[Request]: What follows is a set of records; restate each one word for word and drop the pictures.

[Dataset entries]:
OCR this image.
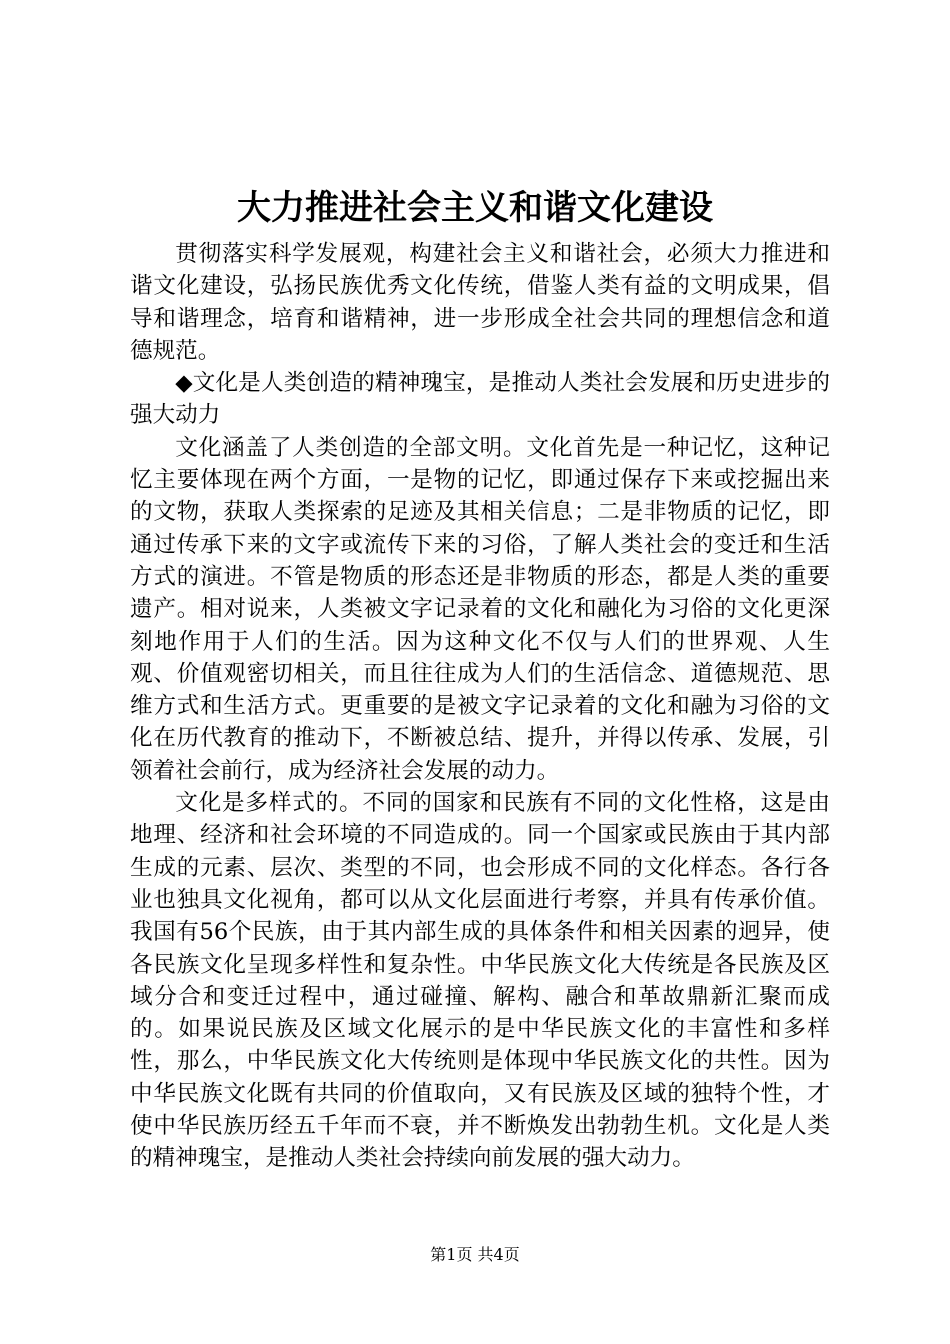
大力推进社会主义和谐文化建设

贯彻落实科学发展观，构建社会主义和谐社会，必须大力推进和谐文化建设，弘扬民族优秀文化传统，借鉴人类有益的文明成果，倡导和谐理念，培育和谐精神，进一步形成全社会共同的理想信念和道德规范。

◆文化是人类创造的精神瑰宝，是推动人类社会发展和历史进步的强大动力

文化涵盖了人类创造的全部文明。文化首先是一种记忆，这种记忆主要体现在两个方面，一是物的记忆，即通过保存下来或挖掘出来的文物，获取人类探索的足迹及其相关信息；二是非物质的记忆，即通过传承下来的文字或流传下来的习俗，了解人类社会的变迁和生活方式的演进。不管是物质的形态还是非物质的形态，都是人类的重要遗产。相对说来，人类被文字记录着的文化和融化为习俗的文化更深刻地作用于人们的生活。因为这种文化不仅与人们的世界观、人生观、价值观密切相关，而且往往成为人们的生活信念、道德规范、思维方式和生活方式。更重要的是被文字记录着的文化和融为习俗的文化在历代教育的推动下，不断被总结、提升，并得以传承、发展，引领着社会前行，成为经济社会发展的动力。

文化是多样式的。不同的国家和民族有不同的文化性格，这是由地理、经济和社会环境的不同造成的。同一个国家或民族由于其内部生成的元素、层次、类型的不同，也会形成不同的文化样态。各行各业也独具文化视角，都可以从文化层面进行考察，并具有传承价值。我国有56个民族，由于其内部生成的具体条件和相关因素的迥异，使各民族文化呈现多样性和复杂性。中华民族文化大传统是各民族及区域分合和变迁过程中，通过碰撞、解构、融合和革故鼎新汇聚而成的。如果说民族及区域文化展示的是中华民族文化的丰富性和多样性，那么，中华民族文化大传统则是体现中华民族文化的共性。因为中华民族文化既有共同的价值取向，又有民族及区域的独特个性，才使中华民族历经五千年而不衰，并不断焕发出勃勃生机。文化是人类的精神瑰宝，是推动人类社会持续向前发展的强大动力。

第1页 共4页
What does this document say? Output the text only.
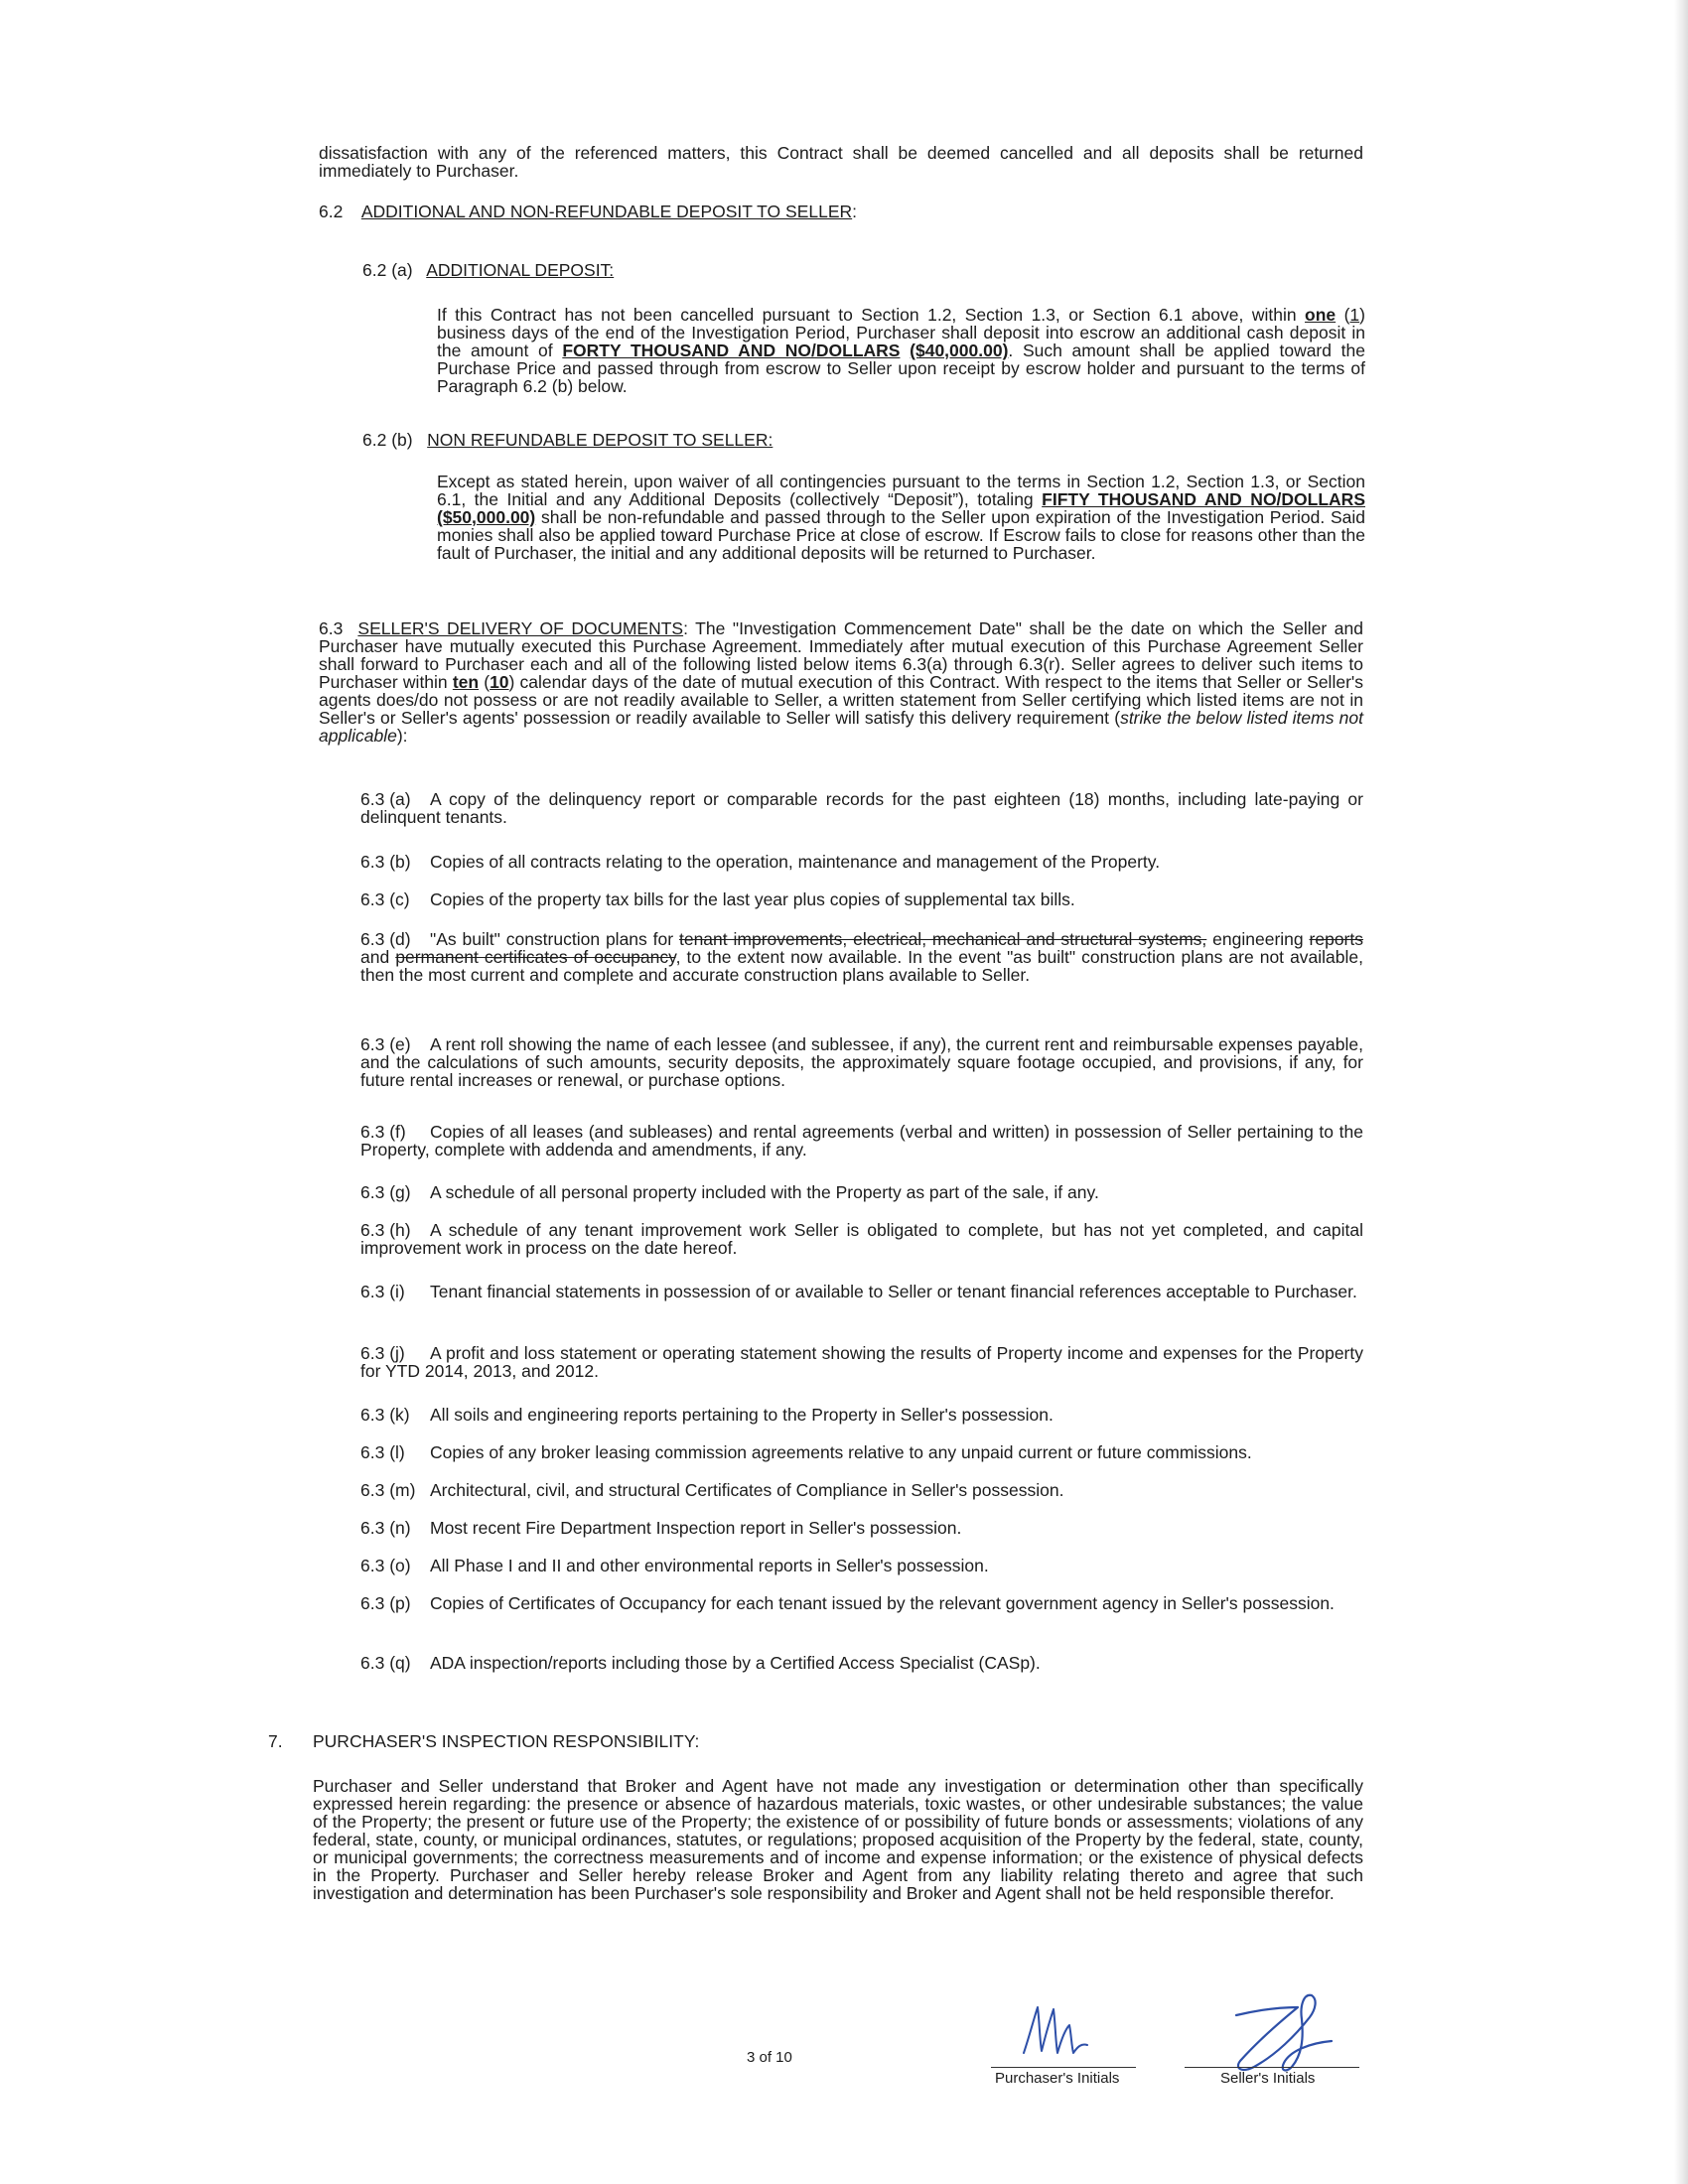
dissatisfaction with any of the referenced matters, this Contract shall be deemed cancelled and all deposits shall be returned immediately to Purchaser.

6.2 ADDITIONAL AND NON-REFUNDABLE DEPOSIT TO SELLER:
6.2 (a) ADDITIONAL DEPOSIT:

If this Contract has not been cancelled pursuant to Section 1.2, Section 1.3, or Section 6.1 above, within one (1) business days of the end of the Investigation Period, Purchaser shall deposit into escrow an additional cash deposit in the amount of FORTY THOUSAND AND NO/DOLLARS ($40,000.00). Such amount shall be applied toward the Purchase Price and passed through from escrow to Seller upon receipt by escrow holder and pursuant to the terms of Paragraph 6.2 (b) below.

6.2 (b) NON REFUNDABLE DEPOSIT TO SELLER:

Except as stated herein, upon waiver of all contingencies pursuant to the terms in Section 1.2, Section 1.3, or Section 6.1, the Initial and any Additional Deposits (collectively “Deposit”), totaling FIFTY THOUSAND AND NO/DOLLARS ($50,000.00) shall be non-refundable and passed through to the Seller upon expiration of the Investigation Period. Said monies shall also be applied toward Purchase Price at close of escrow. If Escrow fails to close for reasons other than the fault of Purchaser, the initial and any additional deposits will be returned to Purchaser.

6.3 SELLER'S DELIVERY OF DOCUMENTS: The "Investigation Commencement Date" shall be the date on which the Seller and Purchaser have mutually executed this Purchase Agreement. Immediately after mutual execution of this Purchase Agreement Seller shall forward to Purchaser each and all of the following listed below items 6.3(a) through 6.3(r). Seller agrees to deliver such items to Purchaser within ten (10) calendar days of the date of mutual execution of this Contract. With respect to the items that Seller or Seller's agents does/do not possess or are not readily available to Seller, a written statement from Seller certifying which listed items are not in Seller's or Seller's agents' possession or readily available to Seller will satisfy this delivery requirement (strike the below listed items not applicable):

6.3 (a) A copy of the delinquency report or comparable records for the past eighteen (18) months, including late-paying or delinquent tenants.

6.3 (b) Copies of all contracts relating to the operation, maintenance and management of the Property.

6.3 (c) Copies of the property tax bills for the last year plus copies of supplemental tax bills.

6.3 (d) "As built" construction plans for tenant improvements, electrical, mechanical and structural systems, engineering reports and permanent certificates of occupancy, to the extent now available. In the event "as built" construction plans are not available, then the most current and complete and accurate construction plans available to Seller.

6.3 (e) A rent roll showing the name of each lessee (and sublessee, if any), the current rent and reimbursable expenses payable, and the calculations of such amounts, security deposits, the approximately square footage occupied, and provisions, if any, for future rental increases or renewal, or purchase options.

6.3 (f) Copies of all leases (and subleases) and rental agreements (verbal and written) in possession of Seller pertaining to the Property, complete with addenda and amendments, if any.

6.3 (g) A schedule of all personal property included with the Property as part of the sale, if any.

6.3 (h) A schedule of any tenant improvement work Seller is obligated to complete, but has not yet completed, and capital improvement work in process on the date hereof.

6.3 (i) Tenant financial statements in possession of or available to Seller or tenant financial references acceptable to Purchaser.

6.3 (j) A profit and loss statement or operating statement showing the results of Property income and expenses for the Property for YTD 2014, 2013, and 2012.

6.3 (k) All soils and engineering reports pertaining to the Property in Seller's possession.

6.3 (l) Copies of any broker leasing commission agreements relative to any unpaid current or future commissions.

6.3 (m) Architectural, civil, and structural Certificates of Compliance in Seller's possession.

6.3 (n) Most recent Fire Department Inspection report in Seller's possession.

6.3 (o) All Phase I and II and other environmental reports in Seller's possession.

6.3 (p) Copies of Certificates of Occupancy for each tenant issued by the relevant government agency in Seller's possession.

6.3 (q) ADA inspection/reports including those by a Certified Access Specialist (CASp).

7. PURCHASER'S INSPECTION RESPONSIBILITY:

Purchaser and Seller understand that Broker and Agent have not made any investigation or determination other than specifically expressed herein regarding: the presence or absence of hazardous materials, toxic wastes, or other undesirable substances; the value of the Property; the present or future use of the Property; the existence of or possibility of future bonds or assessments; violations of any federal, state, county, or municipal ordinances, statutes, or regulations; proposed acquisition of the Property by the federal, state, county, or municipal governments; the correctness measurements and of income and expense information; or the existence of physical defects in the Property. Purchaser and Seller hereby release Broker and Agent from any liability relating thereto and agree that such investigation and determination has been Purchaser's sole responsibility and Broker and Agent shall not be held responsible therefor.

3 of 10
Purchaser's Initials	Seller's Initials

[Solution to this task]:
OCR this image.
大力推进社会主义和谐文化建设

贯彻落实科学发展观，构建社会主义和谐社会，必须大力推进和谐文化建设，弘扬民族优秀文化传统，借鉴人类有益的文明成果，倡导和谐理念，培育和谐精神，进一步形成全社会共同的理想信念和道德规范。

◆文化是人类创造的精神瑰宝，是推动人类社会发展和历史进步的强大动力

文化涵盖了人类创造的全部文明。文化首先是一种记忆，这种记忆主要体现在两个方面，一是物的记忆，即通过保存下来或挖掘出来的文物，获取人类探索的足迹及其相关信息；二是非物质的记忆，即通过传承下来的文字或流传下来的习俗，了解人类社会的变迁和生活方式的演进。不管是物质的形态还是非物质的形态，都是人类的重要遗产。相对说来，人类被文字记录着的文化和融化为习俗的文化更深刻地作用于人们的生活。因为这种文化不仅与人们的世界观、人生观、价值观密切相关，而且往往成为人们的生活信念、道德规范、思维方式和生活方式。更重要的是被文字记录着的文化和融为习俗的文化在历代教育的推动下，不断被总结、提升，并得以传承、发展，引领着社会前行，成为经济社会发展的动力。

文化是多样式的。不同的国家和民族有不同的文化性格，这是由地理、经济和社会环境的不同造成的。同一个国家或民族由于其内部生成的元素、层次、类型的不同，也会形成不同的文化样态。各行各业也独具文化视角，都可以从文化层面进行考察，并具有传承价值。我国有56个民族，由于其内部生成的具体条件和相关因素的迥异，使各民族文化呈现多样性和复杂性。中华民族文化大传统是各民族及区域分合和变迁过程中，通过碰撞、解构、融合和革故鼎新汇聚而成的。如果说民族及区域文化展示的是中华民族文化的丰富性和多样性，那么，中华民族文化大传统则是体现中华民族文化的共性。因为中华民族文化既有共同的价值取向，又有民族及区域的独特个性，才使中华民族历经五千年而不衰，并不断焕发出勃勃生机。文化是人类的精神瑰宝，是推动人类社会持续向前发展的强大动力。

第1页 共4页
What does this document say? Output the text only.
dissatisfaction with any of the referenced matters, this Contract shall be deemed cancelled and all deposits shall be returned immediately to Purchaser.

6.2 ADDITIONAL AND NON-REFUNDABLE DEPOSIT TO SELLER:
6.2 (a) ADDITIONAL DEPOSIT:

If this Contract has not been cancelled pursuant to Section 1.2, Section 1.3, or Section 6.1 above, within one (1) business days of the end of the Investigation Period, Purchaser shall deposit into escrow an additional cash deposit in the amount of FORTY THOUSAND AND NO/DOLLARS ($40,000.00). Such amount shall be applied toward the Purchase Price and passed through from escrow to Seller upon receipt by escrow holder and pursuant to the terms of Paragraph 6.2 (b) below.

6.2 (b) NON REFUNDABLE DEPOSIT TO SELLER:

Except as stated herein, upon waiver of all contingencies pursuant to the terms in Section 1.2, Section 1.3, or Section 6.1, the Initial and any Additional Deposits (collectively “Deposit”), totaling FIFTY THOUSAND AND NO/DOLLARS ($50,000.00) shall be non-refundable and passed through to the Seller upon expiration of the Investigation Period. Said monies shall also be applied toward Purchase Price at close of escrow. If Escrow fails to close for reasons other than the fault of Purchaser, the initial and any additional deposits will be returned to Purchaser.

6.3 SELLER'S DELIVERY OF DOCUMENTS: The "Investigation Commencement Date" shall be the date on which the Seller and Purchaser have mutually executed this Purchase Agreement. Immediately after mutual execution of this Purchase Agreement Seller shall forward to Purchaser each and all of the following listed below items 6.3(a) through 6.3(r). Seller agrees to deliver such items to Purchaser within ten (10) calendar days of the date of mutual execution of this Contract. With respect to the items that Seller or Seller's agents does/do not possess or are not readily available to Seller, a written statement from Seller certifying which listed items are not in Seller's or Seller's agents' possession or readily available to Seller will satisfy this delivery requirement (strike the below listed items not applicable):

6.3 (a) A copy of the delinquency report or comparable records for the past eighteen (18) months, including late-paying or delinquent tenants.

6.3 (b) Copies of all contracts relating to the operation, maintenance and management of the Property.

6.3 (c) Copies of the property tax bills for the last year plus copies of supplemental tax bills.

6.3 (d) "As built" construction plans for tenant improvements, electrical, mechanical and structural systems, engineering reports and permanent certificates of occupancy, to the extent now available. In the event "as built" construction plans are not available, then the most current and complete and accurate construction plans available to Seller.

6.3 (e) A rent roll showing the name of each lessee (and sublessee, if any), the current rent and reimbursable expenses payable, and the calculations of such amounts, security deposits, the approximately square footage occupied, and provisions, if any, for future rental increases or renewal, or purchase options.

6.3 (f) Copies of all leases (and subleases) and rental agreements (verbal and written) in possession of Seller pertaining to the Property, complete with addenda and amendments, if any.

6.3 (g) A schedule of all personal property included with the Property as part of the sale, if any.

6.3 (h) A schedule of any tenant improvement work Seller is obligated to complete, but has not yet completed, and capital improvement work in process on the date hereof.

6.3 (i) Tenant financial statements in possession of or available to Seller or tenant financial references acceptable to Purchaser.

6.3 (j) A profit and loss statement or operating statement showing the results of Property income and expenses for the Property for YTD 2014, 2013, and 2012.

6.3 (k) All soils and engineering reports pertaining to the Property in Seller's possession.

6.3 (l) Copies of any broker leasing commission agreements relative to any unpaid current or future commissions.

6.3 (m) Architectural, civil, and structural Certificates of Compliance in Seller's possession.

6.3 (n) Most recent Fire Department Inspection report in Seller's possession.

6.3 (o) All Phase I and II and other environmental reports in Seller's possession.

6.3 (p) Copies of Certificates of Occupancy for each tenant issued by the relevant government agency in Seller's possession.

6.3 (q) ADA inspection/reports including those by a Certified Access Specialist (CASp).

7. PURCHASER'S INSPECTION RESPONSIBILITY:

Purchaser and Seller understand that Broker and Agent have not made any investigation or determination other than specifically expressed herein regarding: the presence or absence of hazardous materials, toxic wastes, or other undesirable substances; the value of the Property; the present or future use of the Property; the existence of or possibility of future bonds or assessments; violations of any federal, state, county, or municipal ordinances, statutes, or regulations; proposed acquisition of the Property by the federal, state, county, or municipal governments; the correctness measurements and of income and expense information; or the existence of physical defects in the Property. Purchaser and Seller hereby release Broker and Agent from any liability relating thereto and agree that such investigation and determination has been Purchaser's sole responsibility and Broker and Agent shall not be held responsible therefor.

3 of 10
Purchaser's Initials	Seller's Initials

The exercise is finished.